## Problem
Filter these entries, keeping only lines that hold the word "this".

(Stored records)
+===+

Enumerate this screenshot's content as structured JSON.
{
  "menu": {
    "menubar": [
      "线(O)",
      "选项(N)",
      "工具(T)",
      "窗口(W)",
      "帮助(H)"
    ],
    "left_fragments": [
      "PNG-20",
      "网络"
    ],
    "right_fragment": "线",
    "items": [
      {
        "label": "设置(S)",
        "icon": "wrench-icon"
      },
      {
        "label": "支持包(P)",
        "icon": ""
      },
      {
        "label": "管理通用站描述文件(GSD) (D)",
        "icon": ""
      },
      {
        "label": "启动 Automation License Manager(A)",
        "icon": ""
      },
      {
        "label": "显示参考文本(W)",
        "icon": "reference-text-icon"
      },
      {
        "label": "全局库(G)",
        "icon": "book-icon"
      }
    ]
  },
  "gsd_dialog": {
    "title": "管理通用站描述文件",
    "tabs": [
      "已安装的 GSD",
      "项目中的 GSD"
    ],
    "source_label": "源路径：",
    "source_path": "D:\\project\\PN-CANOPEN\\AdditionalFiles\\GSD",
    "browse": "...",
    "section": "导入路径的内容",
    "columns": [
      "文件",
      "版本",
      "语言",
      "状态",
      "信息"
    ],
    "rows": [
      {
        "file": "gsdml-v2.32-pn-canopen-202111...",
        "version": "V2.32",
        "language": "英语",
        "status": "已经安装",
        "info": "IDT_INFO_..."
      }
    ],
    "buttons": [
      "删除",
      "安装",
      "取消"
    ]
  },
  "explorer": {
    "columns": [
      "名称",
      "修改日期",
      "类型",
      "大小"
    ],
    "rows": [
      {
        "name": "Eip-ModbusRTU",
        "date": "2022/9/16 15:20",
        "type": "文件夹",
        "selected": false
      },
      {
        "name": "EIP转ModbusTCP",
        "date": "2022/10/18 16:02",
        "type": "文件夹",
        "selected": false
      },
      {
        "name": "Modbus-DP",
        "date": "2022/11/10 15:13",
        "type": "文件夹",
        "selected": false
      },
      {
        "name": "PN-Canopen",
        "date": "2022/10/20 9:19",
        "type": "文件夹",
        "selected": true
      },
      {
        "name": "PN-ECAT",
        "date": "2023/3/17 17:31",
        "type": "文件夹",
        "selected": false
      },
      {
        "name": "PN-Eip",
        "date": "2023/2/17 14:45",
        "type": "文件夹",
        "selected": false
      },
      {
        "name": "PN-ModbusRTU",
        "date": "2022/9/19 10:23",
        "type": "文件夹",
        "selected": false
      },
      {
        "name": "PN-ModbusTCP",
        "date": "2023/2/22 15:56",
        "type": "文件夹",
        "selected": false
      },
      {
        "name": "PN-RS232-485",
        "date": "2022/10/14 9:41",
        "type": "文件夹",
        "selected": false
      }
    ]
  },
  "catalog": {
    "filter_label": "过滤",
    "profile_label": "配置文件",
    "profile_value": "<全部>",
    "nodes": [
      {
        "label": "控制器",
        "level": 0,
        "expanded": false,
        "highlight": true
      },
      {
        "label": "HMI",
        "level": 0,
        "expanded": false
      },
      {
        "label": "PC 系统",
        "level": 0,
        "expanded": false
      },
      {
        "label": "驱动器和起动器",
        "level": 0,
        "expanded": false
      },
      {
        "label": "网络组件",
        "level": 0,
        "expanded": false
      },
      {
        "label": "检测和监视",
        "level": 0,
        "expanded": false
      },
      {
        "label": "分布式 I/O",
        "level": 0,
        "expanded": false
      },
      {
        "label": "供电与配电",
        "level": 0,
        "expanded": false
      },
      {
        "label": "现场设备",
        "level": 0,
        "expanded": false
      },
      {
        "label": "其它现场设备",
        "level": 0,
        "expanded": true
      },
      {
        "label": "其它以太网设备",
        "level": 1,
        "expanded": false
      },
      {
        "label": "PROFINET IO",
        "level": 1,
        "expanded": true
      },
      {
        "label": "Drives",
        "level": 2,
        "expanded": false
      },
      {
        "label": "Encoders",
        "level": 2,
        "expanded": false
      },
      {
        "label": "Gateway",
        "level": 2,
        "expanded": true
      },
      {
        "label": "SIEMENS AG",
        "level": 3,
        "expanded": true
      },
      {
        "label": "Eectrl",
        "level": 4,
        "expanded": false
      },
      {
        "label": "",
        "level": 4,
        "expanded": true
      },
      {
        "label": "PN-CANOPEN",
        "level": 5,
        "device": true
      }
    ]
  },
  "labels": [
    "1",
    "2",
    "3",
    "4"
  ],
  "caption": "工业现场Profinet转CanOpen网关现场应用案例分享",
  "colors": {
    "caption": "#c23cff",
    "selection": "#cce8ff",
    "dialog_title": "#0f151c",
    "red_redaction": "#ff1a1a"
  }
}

+===+

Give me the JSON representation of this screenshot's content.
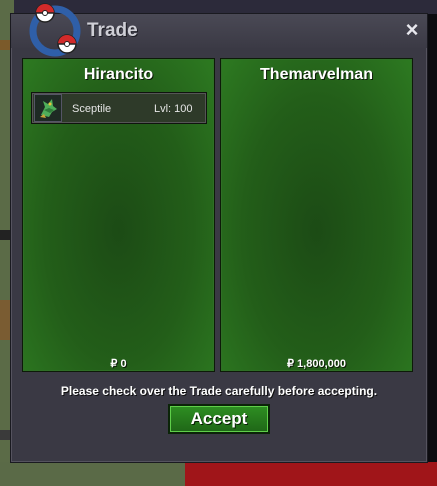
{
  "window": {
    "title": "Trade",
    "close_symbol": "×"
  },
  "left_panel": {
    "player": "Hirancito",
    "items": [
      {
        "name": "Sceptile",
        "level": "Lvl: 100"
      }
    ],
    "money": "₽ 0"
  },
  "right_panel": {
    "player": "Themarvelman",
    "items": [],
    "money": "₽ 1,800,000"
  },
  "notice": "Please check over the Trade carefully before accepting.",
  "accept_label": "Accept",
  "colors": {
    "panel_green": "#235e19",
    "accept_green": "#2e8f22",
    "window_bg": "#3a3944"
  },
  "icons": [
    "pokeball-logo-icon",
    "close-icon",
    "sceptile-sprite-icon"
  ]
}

+===+

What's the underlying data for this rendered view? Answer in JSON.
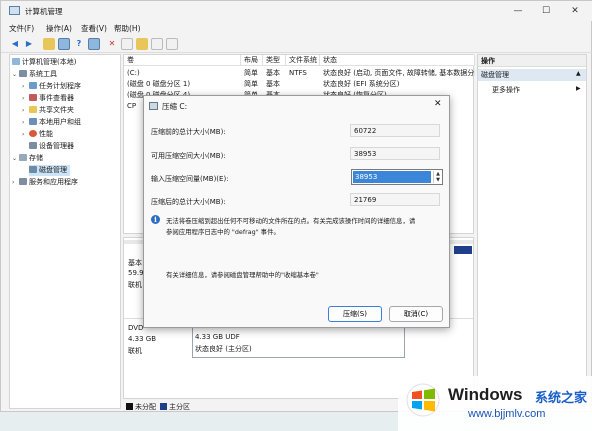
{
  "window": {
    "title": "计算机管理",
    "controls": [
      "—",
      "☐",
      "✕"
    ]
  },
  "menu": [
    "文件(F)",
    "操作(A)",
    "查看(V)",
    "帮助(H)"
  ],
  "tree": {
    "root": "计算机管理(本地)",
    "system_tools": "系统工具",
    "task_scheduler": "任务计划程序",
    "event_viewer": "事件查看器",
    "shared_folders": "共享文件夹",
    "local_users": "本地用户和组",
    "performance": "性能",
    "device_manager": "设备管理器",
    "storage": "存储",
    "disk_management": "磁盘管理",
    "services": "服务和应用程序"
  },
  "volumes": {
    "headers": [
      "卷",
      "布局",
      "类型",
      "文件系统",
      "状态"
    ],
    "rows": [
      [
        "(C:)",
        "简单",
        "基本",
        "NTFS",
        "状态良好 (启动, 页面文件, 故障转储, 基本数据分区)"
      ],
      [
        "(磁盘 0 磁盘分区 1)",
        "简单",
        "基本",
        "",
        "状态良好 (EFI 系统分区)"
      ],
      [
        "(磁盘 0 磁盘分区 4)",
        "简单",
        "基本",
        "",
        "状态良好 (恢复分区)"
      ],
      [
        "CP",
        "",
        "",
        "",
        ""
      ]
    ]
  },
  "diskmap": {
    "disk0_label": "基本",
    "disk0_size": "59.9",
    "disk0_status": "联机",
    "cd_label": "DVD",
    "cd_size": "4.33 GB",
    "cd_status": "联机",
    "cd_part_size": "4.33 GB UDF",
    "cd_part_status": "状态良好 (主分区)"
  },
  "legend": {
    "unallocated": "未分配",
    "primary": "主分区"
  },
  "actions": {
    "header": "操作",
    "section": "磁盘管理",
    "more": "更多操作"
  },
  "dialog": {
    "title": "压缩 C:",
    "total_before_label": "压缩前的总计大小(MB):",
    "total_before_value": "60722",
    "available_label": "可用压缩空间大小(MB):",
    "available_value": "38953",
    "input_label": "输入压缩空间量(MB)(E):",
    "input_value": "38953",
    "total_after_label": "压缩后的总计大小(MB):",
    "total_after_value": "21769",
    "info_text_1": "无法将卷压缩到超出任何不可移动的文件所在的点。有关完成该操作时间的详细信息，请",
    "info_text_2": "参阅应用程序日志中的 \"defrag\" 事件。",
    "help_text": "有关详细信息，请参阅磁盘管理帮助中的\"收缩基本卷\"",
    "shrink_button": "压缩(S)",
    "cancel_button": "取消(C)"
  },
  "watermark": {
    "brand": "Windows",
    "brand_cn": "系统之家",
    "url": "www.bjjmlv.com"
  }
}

+===+

## Written answer
Enumerate this screenshot's content as structured JSON.
Give me the JSON representation of this screenshot's content.
What's the underlying data for this rendered view? Answer in JSON.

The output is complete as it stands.